- [Consigne A]:
Dans le listing, reprenez la partie qui va du début jusqu'à la ligne contenant "like-count: 1 — [438, 646, 449, 666]", celle-ci comprise, en changeant "Ragusa" en "Raguse" sans rien modifier d'autre.

- [Texte à lire]:
/---

Arrêté relatif à la simplification de la syntaxe française _ 26 février 1901

Arrêté relatif à la simplification de la syntaxe française _ 26 février 1901

Georges Leygues

Observations

Il conviendra, dans les examens, de ne pas compter comme fautes graves celles qui ne prouvent rien contre l’intelligence et le véritable savoir des candidats, mais qui prouvent seulement l’ignorance de quelque finesse ou de quelque subtilité grammaticale. Ainsi, notamment, il conviendra de compter très légèrement : les fautes portant sur les substantifs qui changent de genre suivant qu’ils sont employés au sens abstrait ou au sens concret, tels que aide, garde, manœuvre, etc. ou qui changent légèrement de sens en changeant de genre, tels que couple, merci, relâche, etc. ; les fautes relatives au pluriel spécial de certains substantifs, particulièrement dans les langues techniques, tels que aïeuls et aïeux, ciels et deux, œils et yeux, travails et travaux, etc. ; les fautes relatives à l’emploi ou à la suppression de l’article ou à l’emploi de prépositions différentes devant les noms propres masculins désignant des pays. Ex. : aller en Danemark, en Portugal, mais aller au Japon, au Brésil.

Art. 1er. — Dans les examens ou concours dépendant du ministère de l’Instruction publique, qui comportent des épreuves spéciales d’orthographe, il ne sera pas compté de fautes aux candidats pour avoir usé des tolérances indiquées dans la liste annexée au présent arrêté.

La même disposition est applicable au jugement des diverses compositions rédigées en langue française, dans les examens ou concours dépendant du ministère de l’Instruction publique qui ne comportent pas une épreuve spéciale d’orthographe.

Art. 2. — L’arrêté du 31 juillet 1900 est rapporté.

Liste annexée à l’arrêté du 26 février 1901

Substantif

Pluriel ou singulier.

\---

- [Consigne B]:
Selon l'arrêté, pourquoi certaines fautes, comme celles sur les substantifs qui changent de genre, doivent-elles être comptées très légèrement dans les examens ?

- [Listing à traiter]:
/---

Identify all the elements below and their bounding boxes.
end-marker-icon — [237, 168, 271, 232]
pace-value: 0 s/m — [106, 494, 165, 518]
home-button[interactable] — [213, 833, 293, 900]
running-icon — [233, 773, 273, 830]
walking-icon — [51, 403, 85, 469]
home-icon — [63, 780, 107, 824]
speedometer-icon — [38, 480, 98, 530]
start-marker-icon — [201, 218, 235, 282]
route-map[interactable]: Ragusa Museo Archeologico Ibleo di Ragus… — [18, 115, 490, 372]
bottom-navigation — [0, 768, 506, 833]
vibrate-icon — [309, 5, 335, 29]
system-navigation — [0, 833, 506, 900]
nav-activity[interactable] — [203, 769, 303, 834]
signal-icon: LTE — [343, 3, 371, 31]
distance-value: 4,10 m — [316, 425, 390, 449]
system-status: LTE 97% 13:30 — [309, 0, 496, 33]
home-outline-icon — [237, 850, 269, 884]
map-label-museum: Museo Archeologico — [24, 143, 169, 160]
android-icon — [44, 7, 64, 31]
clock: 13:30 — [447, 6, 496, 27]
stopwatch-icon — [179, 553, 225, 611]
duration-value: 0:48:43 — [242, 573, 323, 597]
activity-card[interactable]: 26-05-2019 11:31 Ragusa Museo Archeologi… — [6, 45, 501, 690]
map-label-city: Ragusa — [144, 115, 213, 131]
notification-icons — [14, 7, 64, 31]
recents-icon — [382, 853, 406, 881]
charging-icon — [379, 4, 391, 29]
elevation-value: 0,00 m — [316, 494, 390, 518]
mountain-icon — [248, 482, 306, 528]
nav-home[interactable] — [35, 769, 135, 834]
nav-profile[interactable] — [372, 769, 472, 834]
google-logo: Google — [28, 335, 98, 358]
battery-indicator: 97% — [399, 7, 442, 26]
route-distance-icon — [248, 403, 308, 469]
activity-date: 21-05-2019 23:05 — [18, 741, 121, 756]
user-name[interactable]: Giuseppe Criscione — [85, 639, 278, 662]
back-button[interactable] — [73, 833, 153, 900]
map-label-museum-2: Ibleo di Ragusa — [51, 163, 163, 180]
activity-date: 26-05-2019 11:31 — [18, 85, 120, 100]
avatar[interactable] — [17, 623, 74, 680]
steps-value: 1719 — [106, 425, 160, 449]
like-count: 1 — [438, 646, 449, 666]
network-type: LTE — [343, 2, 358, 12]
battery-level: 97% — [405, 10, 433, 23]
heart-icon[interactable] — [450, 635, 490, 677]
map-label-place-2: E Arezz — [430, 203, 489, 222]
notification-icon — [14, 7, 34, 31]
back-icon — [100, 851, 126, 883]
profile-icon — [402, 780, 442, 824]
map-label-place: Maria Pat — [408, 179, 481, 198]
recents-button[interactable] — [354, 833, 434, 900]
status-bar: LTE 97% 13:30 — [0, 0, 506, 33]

\---

- [Réponse finale A]:
Identify all the elements below and their bounding boxes.
end-marker-icon — [237, 168, 271, 232]
pace-value: 0 s/m — [106, 494, 165, 518]
home-button[interactable] — [213, 833, 293, 900]
running-icon — [233, 773, 273, 830]
walking-icon — [51, 403, 85, 469]
home-icon — [63, 780, 107, 824]
speedometer-icon — [38, 480, 98, 530]
start-marker-icon — [201, 218, 235, 282]
route-map[interactable]: Raguse Museo Archeologico Ibleo di Ragus… — [18, 115, 490, 372]
bottom-navigation — [0, 768, 506, 833]
vibrate-icon — [309, 5, 335, 29]
system-navigation — [0, 833, 506, 900]
nav-activity[interactable] — [203, 769, 303, 834]
signal-icon: LTE — [343, 3, 371, 31]
distance-value: 4,10 m — [316, 425, 390, 449]
system-status: LTE 97% 13:30 — [309, 0, 496, 33]
home-outline-icon — [237, 850, 269, 884]
map-label-museum: Museo Archeologico — [24, 143, 169, 160]
android-icon — [44, 7, 64, 31]
clock: 13:30 — [447, 6, 496, 27]
stopwatch-icon — [179, 553, 225, 611]
duration-value: 0:48:43 — [242, 573, 323, 597]
activity-card[interactable]: 26-05-2019 11:31 Raguse Museo Archeologi… — [6, 45, 501, 690]
map-label-city: Raguse — [144, 115, 213, 131]
notification-icons — [14, 7, 64, 31]
recents-icon — [382, 853, 406, 881]
charging-icon — [379, 4, 391, 29]
elevation-value: 0,00 m — [316, 494, 390, 518]
mountain-icon — [248, 482, 306, 528]
nav-home[interactable] — [35, 769, 135, 834]
nav-profile[interactable] — [372, 769, 472, 834]
google-logo: Google — [28, 335, 98, 358]
battery-indicator: 97% — [399, 7, 442, 26]
route-distance-icon — [248, 403, 308, 469]
activity-date: 21-05-2019 23:05 — [18, 741, 121, 756]
user-name[interactable]: Giuseppe Criscione — [85, 639, 278, 662]
back-button[interactable] — [73, 833, 153, 900]
map-label-museum-2: Ibleo di Raguse — [51, 163, 163, 180]
activity-date: 26-05-2019 11:31 — [18, 85, 120, 100]
avatar[interactable] — [17, 623, 74, 680]
steps-value: 1719 — [106, 425, 160, 449]
like-count: 1 — [438, 646, 449, 666]

- [Réponse finale B]:
Ces fautes ne prouvent rien contre l'intelligence et le véritable savoir des candidats. Elles montrent seulement l'ignorance de quelque finesse ou de quelque subtilité grammaticale.